[What needs to be done] Every entry must be copied word for word.

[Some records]

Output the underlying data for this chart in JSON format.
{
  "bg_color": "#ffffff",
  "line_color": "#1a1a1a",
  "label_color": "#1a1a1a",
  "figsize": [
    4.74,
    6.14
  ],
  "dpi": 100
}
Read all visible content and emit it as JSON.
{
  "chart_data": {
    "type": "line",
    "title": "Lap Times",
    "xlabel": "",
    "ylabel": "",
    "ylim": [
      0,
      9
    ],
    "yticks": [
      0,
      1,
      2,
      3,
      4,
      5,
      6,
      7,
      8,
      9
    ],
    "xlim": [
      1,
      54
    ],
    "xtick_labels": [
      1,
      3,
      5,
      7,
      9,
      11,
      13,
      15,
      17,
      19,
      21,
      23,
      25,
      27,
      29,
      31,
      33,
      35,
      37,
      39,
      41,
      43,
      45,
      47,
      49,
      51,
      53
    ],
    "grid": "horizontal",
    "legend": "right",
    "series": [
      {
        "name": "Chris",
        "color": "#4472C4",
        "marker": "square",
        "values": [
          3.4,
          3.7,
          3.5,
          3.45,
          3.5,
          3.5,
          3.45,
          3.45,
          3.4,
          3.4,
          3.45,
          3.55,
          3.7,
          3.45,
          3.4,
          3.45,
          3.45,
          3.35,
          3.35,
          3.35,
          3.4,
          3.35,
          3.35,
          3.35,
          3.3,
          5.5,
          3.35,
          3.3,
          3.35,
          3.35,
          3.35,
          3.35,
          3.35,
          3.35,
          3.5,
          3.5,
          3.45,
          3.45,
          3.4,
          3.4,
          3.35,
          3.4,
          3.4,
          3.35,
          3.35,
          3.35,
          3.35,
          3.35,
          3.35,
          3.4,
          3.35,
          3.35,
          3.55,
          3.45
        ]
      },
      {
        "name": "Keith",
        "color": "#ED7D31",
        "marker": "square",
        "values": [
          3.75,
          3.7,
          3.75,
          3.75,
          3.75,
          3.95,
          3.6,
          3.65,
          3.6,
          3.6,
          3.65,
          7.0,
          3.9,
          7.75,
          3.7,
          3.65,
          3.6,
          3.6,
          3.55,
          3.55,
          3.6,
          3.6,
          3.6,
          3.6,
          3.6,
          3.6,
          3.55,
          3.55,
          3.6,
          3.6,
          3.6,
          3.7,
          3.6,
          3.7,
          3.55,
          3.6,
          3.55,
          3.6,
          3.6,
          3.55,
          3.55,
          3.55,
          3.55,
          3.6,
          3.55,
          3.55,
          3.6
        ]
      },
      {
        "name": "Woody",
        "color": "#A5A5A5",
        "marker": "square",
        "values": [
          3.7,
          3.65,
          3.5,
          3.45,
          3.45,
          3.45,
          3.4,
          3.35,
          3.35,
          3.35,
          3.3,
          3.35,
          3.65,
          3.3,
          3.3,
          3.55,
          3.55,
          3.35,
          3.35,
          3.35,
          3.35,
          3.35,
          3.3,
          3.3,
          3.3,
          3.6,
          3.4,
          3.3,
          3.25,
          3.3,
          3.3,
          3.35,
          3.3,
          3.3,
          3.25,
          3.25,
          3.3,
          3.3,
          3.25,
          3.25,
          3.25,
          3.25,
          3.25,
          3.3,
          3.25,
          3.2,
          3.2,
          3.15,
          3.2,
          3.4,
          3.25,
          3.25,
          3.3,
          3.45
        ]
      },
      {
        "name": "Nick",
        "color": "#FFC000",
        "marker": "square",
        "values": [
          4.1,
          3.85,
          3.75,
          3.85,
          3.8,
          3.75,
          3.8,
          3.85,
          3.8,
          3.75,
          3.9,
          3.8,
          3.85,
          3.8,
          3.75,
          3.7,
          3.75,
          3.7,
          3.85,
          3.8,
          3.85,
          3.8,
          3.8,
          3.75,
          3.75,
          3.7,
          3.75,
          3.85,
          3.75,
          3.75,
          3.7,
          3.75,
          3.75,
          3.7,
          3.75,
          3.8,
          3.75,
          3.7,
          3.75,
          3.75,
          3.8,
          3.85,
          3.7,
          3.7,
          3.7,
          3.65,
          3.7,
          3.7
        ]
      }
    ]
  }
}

[The solution]
Output the underlying data for this chart in JSON format.
{
  "bg_color": "#ffffff",
  "line_color": "#1a1a1a",
  "label_color": "#1a1a1a",
  "figsize": [
    4.74,
    6.14
  ],
  "dpi": 100
}
Read all visible content and emit it as JSON.
{
  "chart_data": {
    "type": "line",
    "title": "Lap Times",
    "xlabel": "",
    "ylabel": "",
    "ylim": [
      0,
      9
    ],
    "yticks": [
      0,
      1,
      2,
      3,
      4,
      5,
      6,
      7,
      8,
      9
    ],
    "xlim": [
      1,
      54
    ],
    "xtick_labels": [
      1,
      3,
      5,
      7,
      9,
      11,
      13,
      15,
      17,
      19,
      21,
      23,
      25,
      27,
      29,
      31,
      33,
      35,
      37,
      39,
      41,
      43,
      45,
      47,
      49,
      51,
      53
    ],
    "grid": "horizontal",
    "legend": "right",
    "series": [
      {
        "name": "Chris",
        "color": "#4472C4",
        "marker": "square",
        "values": [
          3.4,
          3.7,
          3.5,
          3.45,
          3.5,
          3.5,
          3.45,
          3.45,
          3.4,
          3.4,
          3.45,
          3.55,
          3.7,
          3.45,
          3.4,
          3.45,
          3.45,
          3.35,
          3.35,
          3.35,
          3.4,
          3.35,
          3.35,
          3.35,
          3.3,
          5.5,
          3.35,
          3.3,
          3.35,
          3.35,
          3.35,
          3.35,
          3.35,
          3.35,
          3.5,
          3.5,
          3.45,
          3.45,
          3.4,
          3.4,
          3.35,
          3.4,
          3.4,
          3.35,
          3.35,
          3.35,
          3.35,
          3.35,
          3.35,
          3.4,
          3.35,
          3.35,
          3.55,
          3.45
        ]
      },
      {
        "name": "Keith",
        "color": "#ED7D31",
        "marker": "square",
        "values": [
          3.75,
          3.7,
          3.75,
          3.75,
          3.75,
          3.95,
          3.6,
          3.65,
          3.6,
          3.6,
          3.65,
          7.0,
          3.9,
          7.75,
          3.7,
          3.65,
          3.6,
          3.6,
          3.55,
          3.55,
          3.6,
          3.6,
          3.6,
          3.6,
          3.6,
          3.6,
          3.55,
          3.55,
          3.6,
          3.6,
          3.6,
          3.7,
          3.6,
          3.7,
          3.55,
          3.6,
          3.55,
          3.6,
          3.6,
          3.55,
          3.55,
          3.55,
          3.55,
          3.6,
          3.55,
          3.55,
          3.6
        ]
      },
      {
        "name": "Woody",
        "color": "#A5A5A5",
        "marker": "square",
        "values": [
          3.7,
          3.65,
          3.5,
          3.45,
          3.45,
          3.45,
          3.4,
          3.35,
          3.35,
          3.35,
          3.3,
          3.35,
          3.65,
          3.3,
          3.3,
          3.55,
          3.55,
          3.35,
          3.35,
          3.35,
          3.35,
          3.35,
          3.3,
          3.3,
          3.3,
          3.6,
          3.4,
          3.3,
          3.25,
          3.3,
          3.3,
          3.35,
          3.3,
          3.3,
          3.25,
          3.25,
          3.3,
          3.3,
          3.25,
          3.25,
          3.25,
          3.25,
          3.25,
          3.3,
          3.25,
          3.2,
          3.2,
          3.15,
          3.2,
          3.4,
          3.25,
          3.25,
          3.3,
          3.45
        ]
      },
      {
        "name": "Nick",
        "color": "#FFC000",
        "marker": "square",
        "values": [
          4.1,
          3.85,
          3.75,
          3.85,
          3.8,
          3.75,
          3.8,
          3.85,
          3.8,
          3.75,
          3.9,
          3.8,
          3.85,
          3.8,
          3.75,
          3.7,
          3.75,
          3.7,
          3.85,
          3.8,
          3.85,
          3.8,
          3.8,
          3.75,
          3.75,
          3.7,
          3.75,
          3.85,
          3.75,
          3.75,
          3.7,
          3.75,
          3.75,
          3.7,
          3.75,
          3.8,
          3.75,
          3.7,
          3.75,
          3.75,
          3.8,
          3.85,
          3.7,
          3.7,
          3.7,
          3.65,
          3.7,
          3.7
        ]
      }
    ]
  }
}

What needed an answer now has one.